**Things to do:**
1. Which petroleum products does the text on Indian refineries name in its example of how a refinery's GRM is worked out?
2. Can you duplicate the text on Indian refineries from "Now let us understand" up to and including "15 per barrel.", word for word?

**Text to read:**

-*-

DEMYSTIFYING INDIAN REFINERIES AND THEIR GRMs

In India, we have six standalone refineries, of which three are in public sector while three are in private sector, which are Reliance Industries (33 million tonne) Essar Oil (7.5 million tonne) being operational and Reliance Petroleum setting up 29 million tonne and would be operational in December 08. In public sector, we have MRPL (10.5 million tonnes) Chennai Petroleum (9.5 million tonnes) and Bongaigaon Refinery with 2 million capacity, per annum. Oil marketing companies (OMCs) like IOC, BPCL and HPCL also have refineries but they are not standalone and hence performance of these refineries are not available, though these OMCs have been reporting GRMs of its refineries. BPCL has two refineries, one in Mumbai and another one at Kochi while HPCL has two with one in Mumbai and another one at Vishakhapatnam. IOC has 8 refineries spread across the country.



Now let us understand what is GRM. It is “Gross Refining Margins” being difference between crude oil price and total value of petroleum products produced by the refinery. Suppose a refinery has purchased crude at $ 140 barrel and have realized $ 155 barrel on sale of petrol, diesel, ATF, Kerosene, LPG and Naptha etc., hence, in this case GRM is at $ 15 per barrel.

-*-

**Records provided:**
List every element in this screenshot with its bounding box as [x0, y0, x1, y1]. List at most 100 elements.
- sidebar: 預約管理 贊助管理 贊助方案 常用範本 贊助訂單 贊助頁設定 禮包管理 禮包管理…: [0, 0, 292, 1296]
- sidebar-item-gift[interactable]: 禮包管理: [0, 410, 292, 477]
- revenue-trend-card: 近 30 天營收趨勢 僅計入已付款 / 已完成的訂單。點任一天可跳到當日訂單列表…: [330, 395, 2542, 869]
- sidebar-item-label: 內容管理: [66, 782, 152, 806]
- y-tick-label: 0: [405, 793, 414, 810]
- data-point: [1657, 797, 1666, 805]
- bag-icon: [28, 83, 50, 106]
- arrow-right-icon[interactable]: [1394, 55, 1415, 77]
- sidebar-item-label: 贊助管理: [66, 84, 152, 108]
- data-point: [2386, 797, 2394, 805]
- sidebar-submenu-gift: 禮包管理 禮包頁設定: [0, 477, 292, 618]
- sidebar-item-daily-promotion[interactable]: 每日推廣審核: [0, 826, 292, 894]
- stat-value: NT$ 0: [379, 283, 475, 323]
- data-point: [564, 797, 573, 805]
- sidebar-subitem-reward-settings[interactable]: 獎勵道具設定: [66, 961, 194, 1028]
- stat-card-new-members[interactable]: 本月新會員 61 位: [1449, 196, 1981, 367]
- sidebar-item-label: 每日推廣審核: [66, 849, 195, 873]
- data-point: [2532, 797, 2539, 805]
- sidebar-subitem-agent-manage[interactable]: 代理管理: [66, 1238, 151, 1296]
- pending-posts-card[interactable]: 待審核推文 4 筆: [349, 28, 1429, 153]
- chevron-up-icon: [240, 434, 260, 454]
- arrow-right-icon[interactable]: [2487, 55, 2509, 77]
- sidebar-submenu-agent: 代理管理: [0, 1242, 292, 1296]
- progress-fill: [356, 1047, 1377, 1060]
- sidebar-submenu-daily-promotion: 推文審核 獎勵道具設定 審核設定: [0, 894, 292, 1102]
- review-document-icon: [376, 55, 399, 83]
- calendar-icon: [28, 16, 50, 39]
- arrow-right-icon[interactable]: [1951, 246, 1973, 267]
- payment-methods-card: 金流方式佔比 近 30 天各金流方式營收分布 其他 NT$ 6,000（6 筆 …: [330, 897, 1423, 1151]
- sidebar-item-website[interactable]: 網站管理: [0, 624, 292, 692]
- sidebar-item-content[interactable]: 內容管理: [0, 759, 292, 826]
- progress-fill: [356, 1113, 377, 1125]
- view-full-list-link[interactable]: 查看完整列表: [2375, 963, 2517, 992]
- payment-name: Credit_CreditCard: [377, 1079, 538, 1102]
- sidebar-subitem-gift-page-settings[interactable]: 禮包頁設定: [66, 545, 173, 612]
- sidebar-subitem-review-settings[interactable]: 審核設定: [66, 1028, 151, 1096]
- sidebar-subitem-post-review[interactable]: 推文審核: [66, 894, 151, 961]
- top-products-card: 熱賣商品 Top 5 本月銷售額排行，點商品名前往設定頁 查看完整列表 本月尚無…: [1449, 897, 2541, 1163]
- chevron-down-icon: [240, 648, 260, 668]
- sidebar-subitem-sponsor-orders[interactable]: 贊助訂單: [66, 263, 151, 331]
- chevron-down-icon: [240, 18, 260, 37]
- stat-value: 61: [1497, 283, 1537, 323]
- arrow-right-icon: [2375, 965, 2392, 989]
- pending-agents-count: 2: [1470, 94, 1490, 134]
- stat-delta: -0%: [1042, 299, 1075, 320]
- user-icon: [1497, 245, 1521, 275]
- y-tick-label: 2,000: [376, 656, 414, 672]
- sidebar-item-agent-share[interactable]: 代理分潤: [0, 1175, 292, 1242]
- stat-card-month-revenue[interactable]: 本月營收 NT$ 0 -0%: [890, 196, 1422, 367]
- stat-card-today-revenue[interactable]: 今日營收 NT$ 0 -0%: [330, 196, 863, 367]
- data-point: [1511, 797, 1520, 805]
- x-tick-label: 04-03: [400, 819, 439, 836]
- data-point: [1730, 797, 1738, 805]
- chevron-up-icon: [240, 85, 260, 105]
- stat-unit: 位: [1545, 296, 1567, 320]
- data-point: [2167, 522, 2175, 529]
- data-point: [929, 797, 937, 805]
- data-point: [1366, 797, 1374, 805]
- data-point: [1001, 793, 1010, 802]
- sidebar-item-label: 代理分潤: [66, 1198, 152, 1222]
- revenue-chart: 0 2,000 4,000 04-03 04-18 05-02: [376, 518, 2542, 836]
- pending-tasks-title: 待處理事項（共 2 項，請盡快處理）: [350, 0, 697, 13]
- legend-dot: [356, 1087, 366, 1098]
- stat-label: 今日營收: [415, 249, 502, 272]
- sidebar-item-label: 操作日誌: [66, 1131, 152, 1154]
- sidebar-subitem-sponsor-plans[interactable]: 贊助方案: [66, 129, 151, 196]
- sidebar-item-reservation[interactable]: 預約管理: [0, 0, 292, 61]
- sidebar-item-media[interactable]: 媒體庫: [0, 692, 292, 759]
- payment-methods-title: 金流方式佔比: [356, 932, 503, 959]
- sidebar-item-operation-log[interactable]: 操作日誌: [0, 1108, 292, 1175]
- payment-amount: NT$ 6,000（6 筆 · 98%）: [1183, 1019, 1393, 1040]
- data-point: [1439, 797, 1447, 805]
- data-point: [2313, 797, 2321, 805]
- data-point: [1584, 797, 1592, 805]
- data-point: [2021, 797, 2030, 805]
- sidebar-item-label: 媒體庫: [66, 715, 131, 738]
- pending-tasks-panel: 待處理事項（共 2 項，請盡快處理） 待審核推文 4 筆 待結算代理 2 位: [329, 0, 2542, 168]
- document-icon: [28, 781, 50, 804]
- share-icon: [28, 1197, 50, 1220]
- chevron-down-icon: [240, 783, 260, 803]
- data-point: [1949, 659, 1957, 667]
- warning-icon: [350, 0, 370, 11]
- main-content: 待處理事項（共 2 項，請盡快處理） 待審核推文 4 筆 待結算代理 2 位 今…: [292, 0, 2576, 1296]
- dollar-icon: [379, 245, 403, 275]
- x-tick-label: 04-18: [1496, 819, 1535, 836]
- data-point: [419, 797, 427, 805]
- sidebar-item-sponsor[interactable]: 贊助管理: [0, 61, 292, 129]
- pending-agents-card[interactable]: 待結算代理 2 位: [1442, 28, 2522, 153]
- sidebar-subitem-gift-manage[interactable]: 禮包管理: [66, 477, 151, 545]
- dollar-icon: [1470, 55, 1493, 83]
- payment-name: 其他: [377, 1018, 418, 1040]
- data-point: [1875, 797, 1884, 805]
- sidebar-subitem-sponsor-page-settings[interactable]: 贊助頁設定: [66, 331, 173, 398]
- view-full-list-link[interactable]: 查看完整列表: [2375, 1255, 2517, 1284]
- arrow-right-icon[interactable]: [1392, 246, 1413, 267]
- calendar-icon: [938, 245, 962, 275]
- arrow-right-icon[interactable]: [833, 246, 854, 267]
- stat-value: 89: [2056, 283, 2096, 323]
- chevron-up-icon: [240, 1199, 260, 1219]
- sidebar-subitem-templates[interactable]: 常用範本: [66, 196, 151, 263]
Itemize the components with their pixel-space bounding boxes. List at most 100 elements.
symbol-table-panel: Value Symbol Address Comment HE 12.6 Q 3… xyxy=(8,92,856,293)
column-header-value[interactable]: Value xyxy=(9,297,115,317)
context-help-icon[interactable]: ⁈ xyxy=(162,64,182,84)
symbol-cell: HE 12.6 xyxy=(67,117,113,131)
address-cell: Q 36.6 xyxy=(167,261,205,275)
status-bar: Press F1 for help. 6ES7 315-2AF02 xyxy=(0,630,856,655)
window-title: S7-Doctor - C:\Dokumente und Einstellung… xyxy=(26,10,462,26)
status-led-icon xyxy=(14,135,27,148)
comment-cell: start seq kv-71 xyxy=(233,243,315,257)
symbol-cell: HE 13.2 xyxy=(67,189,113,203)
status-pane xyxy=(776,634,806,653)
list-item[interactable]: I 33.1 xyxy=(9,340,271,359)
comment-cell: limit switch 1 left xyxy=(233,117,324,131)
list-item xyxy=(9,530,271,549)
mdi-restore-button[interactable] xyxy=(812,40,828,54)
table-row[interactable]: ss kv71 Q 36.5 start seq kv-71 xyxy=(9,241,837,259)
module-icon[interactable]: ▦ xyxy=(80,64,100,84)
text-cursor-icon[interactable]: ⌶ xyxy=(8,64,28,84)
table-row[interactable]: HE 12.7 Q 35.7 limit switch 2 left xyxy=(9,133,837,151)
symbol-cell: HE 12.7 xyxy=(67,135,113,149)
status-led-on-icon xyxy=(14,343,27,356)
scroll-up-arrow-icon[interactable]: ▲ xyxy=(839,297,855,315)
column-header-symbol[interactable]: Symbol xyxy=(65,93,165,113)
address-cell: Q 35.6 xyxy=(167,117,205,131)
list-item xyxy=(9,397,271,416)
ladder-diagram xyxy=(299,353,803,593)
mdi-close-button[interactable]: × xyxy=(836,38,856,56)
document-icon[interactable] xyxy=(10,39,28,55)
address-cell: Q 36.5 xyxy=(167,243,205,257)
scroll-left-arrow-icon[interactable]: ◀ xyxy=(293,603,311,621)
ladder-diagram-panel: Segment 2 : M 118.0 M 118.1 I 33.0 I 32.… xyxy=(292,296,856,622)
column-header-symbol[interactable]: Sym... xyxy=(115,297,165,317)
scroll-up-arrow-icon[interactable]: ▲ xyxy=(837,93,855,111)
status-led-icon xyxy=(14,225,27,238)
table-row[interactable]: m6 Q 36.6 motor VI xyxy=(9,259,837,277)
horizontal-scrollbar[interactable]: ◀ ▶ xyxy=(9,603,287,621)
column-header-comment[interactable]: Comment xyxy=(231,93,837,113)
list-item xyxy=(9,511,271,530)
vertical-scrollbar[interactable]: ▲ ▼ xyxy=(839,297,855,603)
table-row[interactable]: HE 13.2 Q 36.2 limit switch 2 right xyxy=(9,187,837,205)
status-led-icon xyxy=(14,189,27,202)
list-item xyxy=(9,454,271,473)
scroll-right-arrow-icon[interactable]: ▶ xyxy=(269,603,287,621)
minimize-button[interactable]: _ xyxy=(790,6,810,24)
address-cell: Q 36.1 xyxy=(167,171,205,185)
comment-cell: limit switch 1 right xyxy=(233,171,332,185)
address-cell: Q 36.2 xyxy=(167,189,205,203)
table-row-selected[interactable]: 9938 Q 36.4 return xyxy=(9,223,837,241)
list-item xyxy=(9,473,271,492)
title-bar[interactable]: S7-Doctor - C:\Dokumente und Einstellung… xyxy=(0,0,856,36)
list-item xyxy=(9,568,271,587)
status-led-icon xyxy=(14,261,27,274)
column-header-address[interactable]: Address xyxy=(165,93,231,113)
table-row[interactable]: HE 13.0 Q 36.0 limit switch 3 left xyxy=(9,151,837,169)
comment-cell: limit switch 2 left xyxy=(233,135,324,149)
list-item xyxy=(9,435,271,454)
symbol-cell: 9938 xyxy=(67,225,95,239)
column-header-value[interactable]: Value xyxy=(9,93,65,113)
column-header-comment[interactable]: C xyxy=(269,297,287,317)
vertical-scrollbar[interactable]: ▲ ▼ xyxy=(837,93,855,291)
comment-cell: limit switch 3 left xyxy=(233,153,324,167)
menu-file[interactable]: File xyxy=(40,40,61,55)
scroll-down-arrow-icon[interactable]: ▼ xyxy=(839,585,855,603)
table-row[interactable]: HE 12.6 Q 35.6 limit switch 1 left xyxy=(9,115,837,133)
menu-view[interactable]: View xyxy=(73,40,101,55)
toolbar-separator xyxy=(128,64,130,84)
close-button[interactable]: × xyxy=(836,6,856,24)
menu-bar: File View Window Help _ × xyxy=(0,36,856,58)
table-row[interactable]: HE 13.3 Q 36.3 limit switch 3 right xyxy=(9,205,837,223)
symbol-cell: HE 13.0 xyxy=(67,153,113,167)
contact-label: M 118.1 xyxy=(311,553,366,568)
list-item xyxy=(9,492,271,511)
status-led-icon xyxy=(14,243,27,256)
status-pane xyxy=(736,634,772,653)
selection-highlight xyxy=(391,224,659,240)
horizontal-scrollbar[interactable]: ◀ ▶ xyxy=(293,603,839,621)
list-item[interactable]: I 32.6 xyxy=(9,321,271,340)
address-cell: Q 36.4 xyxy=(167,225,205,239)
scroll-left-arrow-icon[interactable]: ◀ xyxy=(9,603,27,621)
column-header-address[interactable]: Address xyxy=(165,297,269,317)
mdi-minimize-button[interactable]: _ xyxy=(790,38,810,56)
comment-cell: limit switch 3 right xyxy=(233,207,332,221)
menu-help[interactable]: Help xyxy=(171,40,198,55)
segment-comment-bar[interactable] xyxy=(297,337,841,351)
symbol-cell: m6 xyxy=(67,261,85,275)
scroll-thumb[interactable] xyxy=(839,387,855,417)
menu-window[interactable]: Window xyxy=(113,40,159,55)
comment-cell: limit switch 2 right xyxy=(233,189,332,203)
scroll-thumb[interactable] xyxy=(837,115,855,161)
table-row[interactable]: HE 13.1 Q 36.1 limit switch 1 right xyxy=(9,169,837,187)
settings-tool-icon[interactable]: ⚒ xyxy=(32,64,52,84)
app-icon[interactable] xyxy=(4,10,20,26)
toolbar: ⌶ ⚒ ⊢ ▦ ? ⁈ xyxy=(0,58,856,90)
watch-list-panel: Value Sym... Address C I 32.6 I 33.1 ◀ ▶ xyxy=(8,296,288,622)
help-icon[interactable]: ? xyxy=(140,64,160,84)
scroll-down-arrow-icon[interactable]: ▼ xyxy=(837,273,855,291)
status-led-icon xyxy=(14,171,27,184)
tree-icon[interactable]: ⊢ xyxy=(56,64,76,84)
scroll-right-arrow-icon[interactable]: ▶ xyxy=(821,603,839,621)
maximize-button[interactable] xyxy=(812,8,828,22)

-*-

**Responses to the tasks:**
1. Petrol, diesel, ATF, Kerosene, LPG, Naptha

2.
Now let us understand what is GRM. It is “Gross Refining Margins” being difference between crude oil price and total value of petroleum products produced by the refinery. Suppose a refinery has purchased crude at $ 140 barrel and have realized $ 155 barrel on sale of petrol, diesel, ATF, Kerosene, LPG and Naptha etc., hence, in this case GRM is at $ 15 per barrel.